Throughout history, investors have used various data points to help them make more responsible decisions. Blockchains, through On-Chain Analysis, provide a new paradigm of ways to view cryptocurrency investing.
On-chain analysis (sometimes referred to as blockchain analysis) is a new and developing sector of analytics revolving around the data which can be extracted from a blockchain. On-chain analysis is unique to cryptocurrency as it is the only asset class where every action on the network is recorded on a public ledger from which investor activity can be extrapolated. It’s important to note that it does not include any trading activity that took place on a centralized exchange as those actions are internal to the exchange, however, it will track deposits to or withdraws from an exchange.
This type of analysis looks at the fundamentals of the network, which differs from traditional technical analysis (TA) which uses price and volume. There is a huge amount of data we can see on-chain with a high level of granularity enabling us to track cash flows, user count, wealth distribution, block size, miner rewards, and more. Using advanced data processing and heuristics, the raw information on the blockchain is used to calculate metrics and is then displayed on graphs. These metrics allow us to filter out the effect of short-term speculators on crypto-asset valuations, giving us a clearer view of the macrostate and health of a network.
The field of on-chain analysis is young but moving very fast and has grown from forum users gathering their own data and making spreadsheets, to platforms providing high-quality data for hedge funds, hobbyists, and serious investors alike.
The first on-chain metric was coin days destroyed (CDD). It was created by Bitcoin Talk user ByteCoin in 2011 as a way to measure market health and participation by looking at the age of bitcoins transferred on a given day.
In 2014 another bitcoin talk forum user under the name of Gbianchi posted “Network Value”. Using the principles from Metcalfe’s Law and focusing on unique address growth. Later in the same year, Jon Racliff posted an early version of what would come to be known as HODL waves (described below).
Willy Woo – one of the most prolific on-chain analysts – created network value to transactions ratio (NVT) in 2017. 2017 was a year that marked the beginning of a number of fast developments in on-chain analysis, including Glassnode, Coin Metrics, and several other companies – as well as Messari, Dune Analytics, and more being founded the following year.
In early 2018, Dmitry Kalichkin proposed another version of NVT using an averaged transaction volume, followed by a new metric called Network Value to Metcalfe Ratio (NVM). Then an update to the HODL waves (this was the first use of the term) was released by Dhruv Bansal from Unchained Capital. Towards the latter half of the year, Nic Carter and Antoine Le Calvex from Coin Metrics unveiled realized capitalization, which showed the total value of all Bitcoins when they had last moved. Within weeks Market Value to Realized Value was published by David Puell and Murad Mahmudov, and to close the year out Tamás Blummer proposed liveliness to gauge shifts in bitcoin hodling behavior.
Since those rapid developments in 2018, we have seen a huge increase in the use of on-chain analysis. This growth has brought us a number of new data providers, analysts, and caused the development of countless metrics (over 75 on glassnode alone). It has also spread to the retail sphere where you can see tic-tok traders talking about network growth rates, a big change from the message board style forums only ten years earlier.
Having this arsenal of valuation tools and fundamental-based metrics has proven to be very useful in analyzing the health of blockchains, and even though most were developed for bitcoin (and this is still where the focus is), they can be applied to most blockchains.
Useful Metric #1: Network Value to Transactions (NVT/NVTS)

**Data listing:**
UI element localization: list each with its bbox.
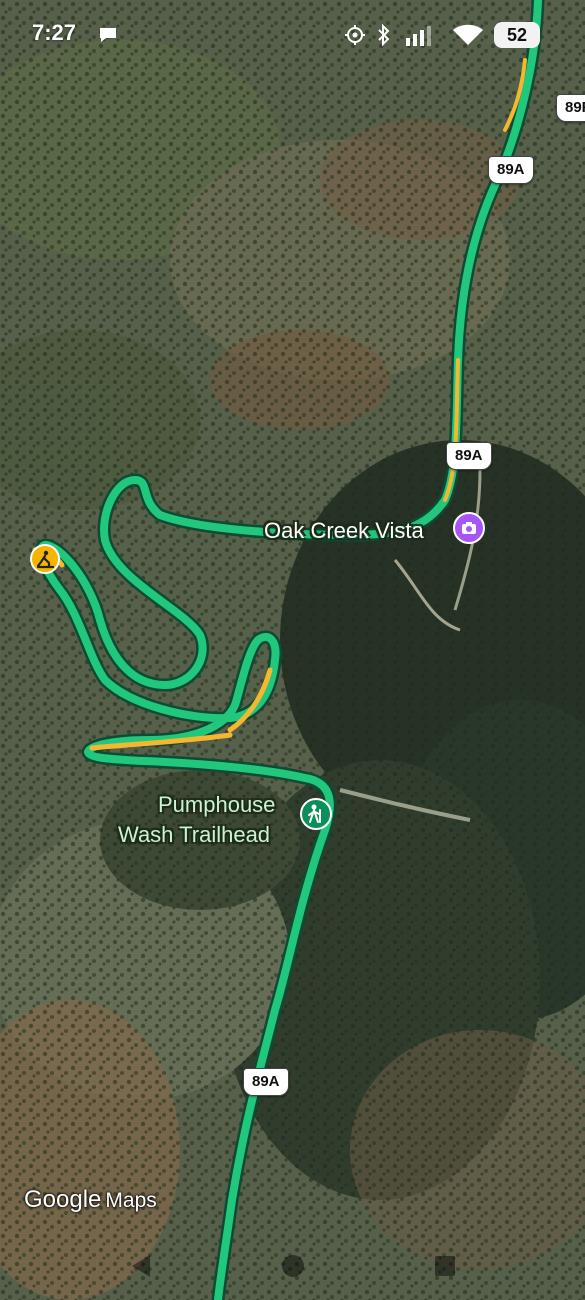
chat-bubble-icon	[100, 28, 116, 42]
location-target-icon	[345, 25, 365, 45]
recents-button[interactable]	[432, 1252, 458, 1280]
wifi-icon	[453, 24, 483, 45]
back-button[interactable]	[128, 1252, 154, 1280]
google-maps-logo: Google Maps	[24, 1186, 157, 1214]
brand-maps: Maps	[105, 1189, 157, 1212]
home-button[interactable]	[280, 1252, 306, 1280]
battery-icon: 52	[494, 22, 540, 48]
highway-shield-89a: 89A	[488, 156, 534, 184]
status-bar: 7:27 52	[0, 0, 585, 70]
highway-shield-89a: 89A	[446, 442, 492, 470]
brand-google: Google	[24, 1186, 102, 1213]
oak-creek-vista-label[interactable]: Oak Creek Vista	[264, 518, 424, 544]
trailhead-label-line1[interactable]: Pumphouse	[158, 792, 275, 818]
trailhead-label-line2[interactable]: Wash Trailhead	[118, 822, 270, 848]
hiker-icon[interactable]	[300, 798, 332, 830]
highway-shield-partial: 89R	[556, 94, 585, 122]
highway-shield-89a: 89A	[243, 1068, 289, 1096]
status-time: 7:27	[32, 20, 77, 45]
camera-icon[interactable]	[453, 512, 485, 544]
bluetooth-icon	[378, 24, 390, 46]
map-canvas[interactable]	[0, 0, 585, 1300]
signal-icon	[406, 26, 431, 46]
construction-icon[interactable]	[30, 544, 60, 574]
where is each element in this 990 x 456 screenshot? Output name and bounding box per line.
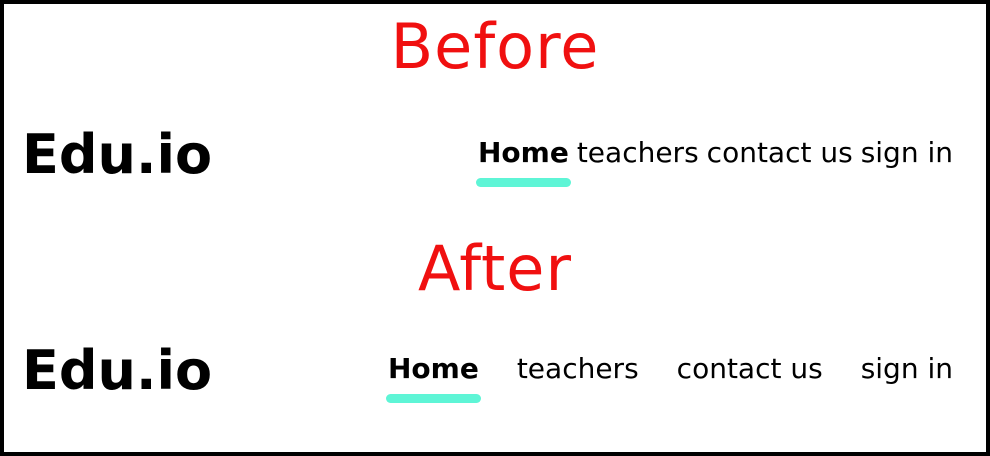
nav-link-home[interactable]: Home bbox=[385, 355, 481, 403]
logo-before[interactable]: Edu.io bbox=[22, 128, 212, 182]
active-tab-indicator bbox=[475, 178, 571, 187]
navbar-before: Home teachers contact us sign in bbox=[475, 139, 953, 187]
logo-after[interactable]: Edu.io bbox=[22, 344, 212, 398]
nav-link-sign-in[interactable]: sign in bbox=[861, 355, 953, 383]
nav-link-sign-in[interactable]: sign in bbox=[861, 139, 953, 167]
nav-link-home[interactable]: Home bbox=[475, 139, 571, 187]
nav-link-teachers[interactable]: teachers bbox=[517, 355, 639, 383]
navbar-after: Home teachers contact us sign in bbox=[385, 355, 953, 403]
nav-link-contact-us[interactable]: contact us bbox=[707, 139, 853, 167]
nav-link-contact-us[interactable]: contact us bbox=[677, 355, 823, 383]
active-tab-indicator bbox=[385, 394, 481, 403]
before-caption: Before bbox=[390, 10, 600, 83]
after-caption: After bbox=[418, 232, 572, 305]
nav-link-teachers[interactable]: teachers bbox=[577, 139, 699, 167]
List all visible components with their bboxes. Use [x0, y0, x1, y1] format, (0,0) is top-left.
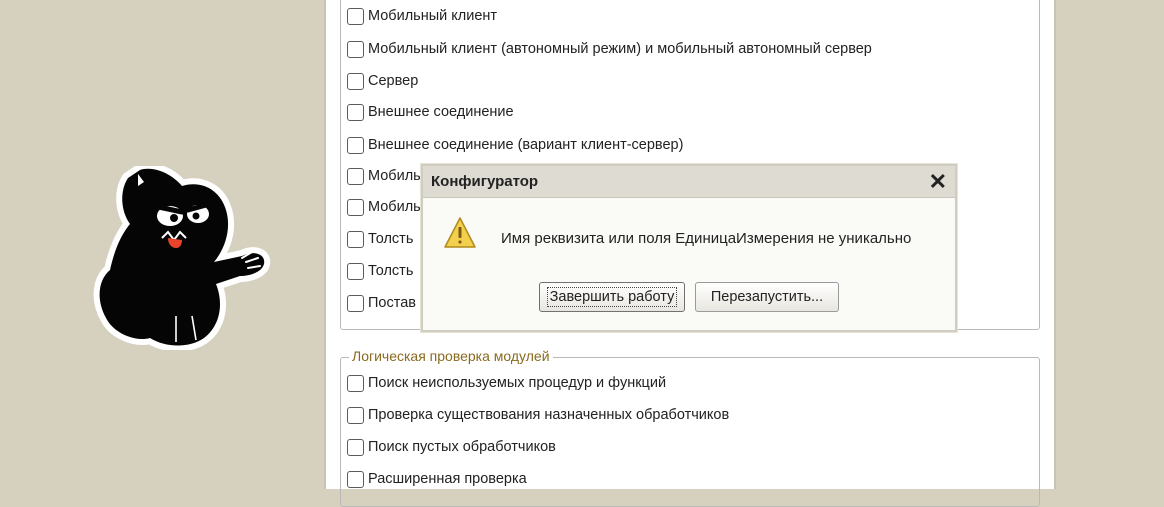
checkbox-row[interactable]: Мобиль	[347, 196, 421, 218]
checkbox[interactable]	[347, 72, 364, 90]
restart-button-label: Перезапустить...	[710, 289, 824, 305]
checkbox-label: Сервер	[368, 73, 419, 89]
error-dialog: Конфигуратор ✕ Имя реквизита или поля Ед…	[421, 164, 957, 332]
checkbox-row[interactable]: Мобильный клиент	[347, 5, 497, 27]
checkbox-row[interactable]: Поиск неиспользуемых процедур и функций	[347, 372, 666, 394]
checkbox[interactable]	[347, 198, 364, 216]
checkbox-row[interactable]: Толсть	[347, 260, 413, 282]
dialog-message: Имя реквизита или поля ЕдиницаИзмерения …	[501, 230, 912, 247]
checkbox-row[interactable]: Постав	[347, 292, 416, 314]
checkbox-label: Мобильный клиент (автономный режим) и мо…	[368, 41, 872, 57]
checkbox-row[interactable]: Поиск пустых обработчиков	[347, 436, 556, 458]
checkbox-label: Постав	[368, 295, 416, 311]
checkbox[interactable]	[347, 40, 364, 58]
checkbox-label: Мобиль	[368, 168, 421, 184]
black-cat-mascot-icon	[93, 166, 271, 350]
checkbox-label: Поиск пустых обработчиков	[368, 439, 556, 455]
checkbox[interactable]	[347, 374, 364, 392]
checkbox-label: Мобиль	[368, 199, 421, 215]
checkbox-row[interactable]: Внешнее соединение	[347, 101, 514, 123]
checkbox-row[interactable]: Толсть	[347, 228, 413, 250]
module-check-group: Логическая проверка модулей Поиск неиспо…	[340, 348, 1040, 507]
checkbox[interactable]	[347, 7, 364, 25]
restart-button[interactable]: Перезапустить...	[695, 282, 839, 312]
checkbox-label: Проверка существования назначенных обраб…	[368, 407, 730, 423]
checkbox[interactable]	[347, 230, 364, 248]
close-icon[interactable]: ✕	[929, 170, 947, 193]
finish-button-label: Завершить работу	[546, 287, 678, 307]
checkbox[interactable]	[347, 438, 364, 456]
checkbox-row[interactable]: Проверка существования назначенных обраб…	[347, 404, 729, 426]
dialog-title: Конфигуратор	[431, 173, 539, 190]
checkbox-label: Внешнее соединение	[368, 104, 514, 120]
checkbox-label: Расширенная проверка	[368, 471, 527, 487]
checkbox-label: Толсть	[368, 231, 414, 247]
checkbox-label: Внешнее соединение (вариант клиент-серве…	[368, 137, 684, 153]
dialog-titlebar[interactable]: Конфигуратор ✕	[423, 166, 955, 198]
warning-icon	[444, 217, 476, 248]
checkbox-row[interactable]: Расширенная проверка	[347, 468, 527, 490]
checkbox-label: Поиск неиспользуемых процедур и функций	[368, 375, 667, 391]
checkbox-row[interactable]: Внешнее соединение (вариант клиент-серве…	[347, 134, 683, 156]
checkbox-label: Толсть	[368, 263, 414, 279]
checkbox[interactable]	[347, 406, 364, 424]
group-legend: Логическая проверка модулей	[349, 348, 553, 364]
checkbox[interactable]	[347, 167, 364, 185]
checkbox-label: Мобильный клиент	[368, 8, 498, 24]
checkbox[interactable]	[347, 470, 364, 488]
checkbox-row[interactable]: Мобиль	[347, 165, 421, 187]
checkbox[interactable]	[347, 294, 364, 312]
checkbox[interactable]	[347, 262, 364, 280]
finish-button[interactable]: Завершить работу	[539, 282, 685, 312]
checkbox[interactable]	[347, 136, 364, 154]
checkbox-row[interactable]: Мобильный клиент (автономный режим) и мо…	[347, 38, 872, 60]
checkbox[interactable]	[347, 103, 364, 121]
checkbox-row[interactable]: Сервер	[347, 70, 418, 92]
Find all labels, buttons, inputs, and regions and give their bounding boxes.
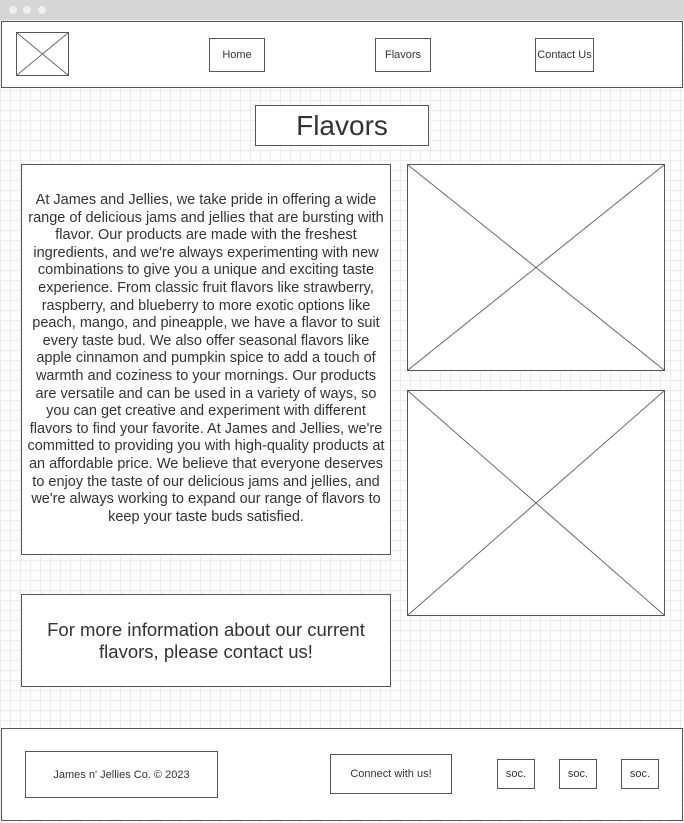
logo-image-placeholder-icon[interactable] [16, 32, 69, 76]
footer-copyright: James n' Jellies Co. © 2023 [25, 751, 218, 798]
flavor-image-placeholder-icon [407, 390, 665, 616]
page-title: Flavors [255, 105, 429, 146]
social-link-1[interactable]: soc. [497, 759, 535, 789]
contact-prompt-text: For more information about our current f… [47, 618, 365, 662]
flavors-description: At James and Jellies, we take pride in o… [21, 164, 391, 555]
nav-flavors-button[interactable]: Flavors [375, 38, 431, 72]
window-titlebar [0, 0, 684, 20]
social-link-3[interactable]: soc. [621, 759, 659, 789]
window-close-control[interactable] [9, 6, 17, 14]
connect-button[interactable]: Connect with us! [330, 754, 452, 794]
nav-home-button[interactable]: Home [209, 38, 265, 72]
window-minimize-control[interactable] [23, 6, 31, 14]
window-maximize-control[interactable] [38, 6, 46, 14]
social-link-2[interactable]: soc. [559, 759, 597, 789]
nav-contact-button[interactable]: Contact Us [535, 38, 594, 72]
flavor-image-placeholder-icon [407, 164, 665, 371]
contact-prompt[interactable]: For more information about our current f… [21, 594, 391, 687]
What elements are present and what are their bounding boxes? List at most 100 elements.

**Task set:**
a) From the on-chain analysis overview, list the kinds of network data it says can be tracked on-chain.
b) Continue the on-chain analysis overview from where it stops, writing the section under its final heading.

**The results:**
a)
- Cash flows
- User count
- Wealth distribution
- Block size
- Miner rewards

b)
Network value to transactions ratio is the crypto-asset equivalent of the price-to-earnings ratio seen in stock markets. Since crypto-assets are not companies and do not have earnings, we replace earnings with network throughput, allowing us to think about the network as a payments company. It is calculated by dividing the market cap by the on-chain transfer volume denominated in USD. Comparing the NVT ratio with either historic values (Bollinger Bands are one method for this) or sector values allows some investors to decide if they believe the asset is overvalued or undervalued. High NVT ratios can signal that the asset is potentially overvalued and potentially in an unsustainable bubble or that investors are expecting high growth rates in the future. The opposite is true for low ratios.
NVT Signal (NVTS) is an adjusted version of NVT, where instead of using raw daily transaction volume a 90-day moving average is used. This version, dubbed NVTS, filters out some of the noise which you can see in the image above, giving us a clearer signal, making it much more responsive and sometimes a leading indicator. Since the daily transaction volume can change drastically day to day, smoothing it out with a medium-term average allows for price movements to have much more of an effect on the metric.
We have to consider that as more and more sidechains and alternative blockchains gain adoption, and users move funds away from the layer 1 chain, there will be a change in transaction volume which could skew the NVT and NVTS ratios to the upside as price increases. This may be a factor as to why both ratios have been trending upwards since the beginning of 2018, which is when the lightning network went live, followed by the Liquid sidechain later that year in October. In addition, this is around the same time that Ethereum and Decentralized Finance (DeFi) started to grow and become the epicenter of blockchain innovation.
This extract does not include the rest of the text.